(Stated goal)
Edit the material below by replacing every "series-annotation" with "series-label", leaving all other text untouched.

(Exercise material)

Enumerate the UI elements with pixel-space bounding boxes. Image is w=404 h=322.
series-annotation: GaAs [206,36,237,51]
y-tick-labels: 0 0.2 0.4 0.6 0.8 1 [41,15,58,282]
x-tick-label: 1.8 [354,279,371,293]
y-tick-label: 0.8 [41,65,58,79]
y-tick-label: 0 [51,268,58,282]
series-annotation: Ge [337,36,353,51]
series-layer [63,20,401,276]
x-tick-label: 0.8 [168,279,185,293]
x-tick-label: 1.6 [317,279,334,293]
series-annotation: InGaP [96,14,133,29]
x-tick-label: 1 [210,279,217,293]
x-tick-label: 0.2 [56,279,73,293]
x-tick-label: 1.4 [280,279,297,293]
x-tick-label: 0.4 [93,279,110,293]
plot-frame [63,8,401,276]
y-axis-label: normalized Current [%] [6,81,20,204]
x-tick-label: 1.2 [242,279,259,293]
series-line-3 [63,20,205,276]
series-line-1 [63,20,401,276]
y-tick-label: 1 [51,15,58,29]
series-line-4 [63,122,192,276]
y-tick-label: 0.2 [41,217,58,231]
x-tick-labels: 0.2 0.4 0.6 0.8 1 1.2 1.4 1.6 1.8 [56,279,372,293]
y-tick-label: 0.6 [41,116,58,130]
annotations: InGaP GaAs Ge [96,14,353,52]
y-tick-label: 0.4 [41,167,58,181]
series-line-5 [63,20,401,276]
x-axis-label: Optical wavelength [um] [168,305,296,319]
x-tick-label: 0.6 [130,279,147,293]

(Full response)
Enumerate the UI elements with pixel-space bounding boxes. Image is w=404 h=322.
series-label: GaAs [206,36,237,51]
y-tick-labels: 0 0.2 0.4 0.6 0.8 1 [41,15,58,282]
x-tick-label: 1.8 [354,279,371,293]
y-tick-label: 0.8 [41,65,58,79]
y-tick-label: 0 [51,268,58,282]
series-label: Ge [337,36,353,51]
series-layer [63,20,401,276]
x-tick-label: 0.8 [168,279,185,293]
x-tick-label: 1.6 [317,279,334,293]
series-label: InGaP [96,14,133,29]
x-tick-label: 1 [210,279,217,293]
x-tick-label: 0.2 [56,279,73,293]
x-tick-label: 1.4 [280,279,297,293]
x-tick-label: 0.4 [93,279,110,293]
plot-frame [63,8,401,276]
y-axis-label: normalized Current [%] [6,81,20,204]
x-tick-label: 1.2 [242,279,259,293]
series-line-3 [63,20,205,276]
series-line-1 [63,20,401,276]
y-tick-label: 1 [51,15,58,29]
series-line-4 [63,122,192,276]
y-tick-label: 0.2 [41,217,58,231]
x-tick-labels: 0.2 0.4 0.6 0.8 1 1.2 1.4 1.6 1.8 [56,279,372,293]
y-tick-label: 0.6 [41,116,58,130]
annotations: InGaP GaAs Ge [96,14,353,52]
y-tick-label: 0.4 [41,167,58,181]
series-line-5 [63,20,401,276]
x-axis-label: Optical wavelength [um] [168,305,296,319]
x-tick-label: 0.6 [130,279,147,293]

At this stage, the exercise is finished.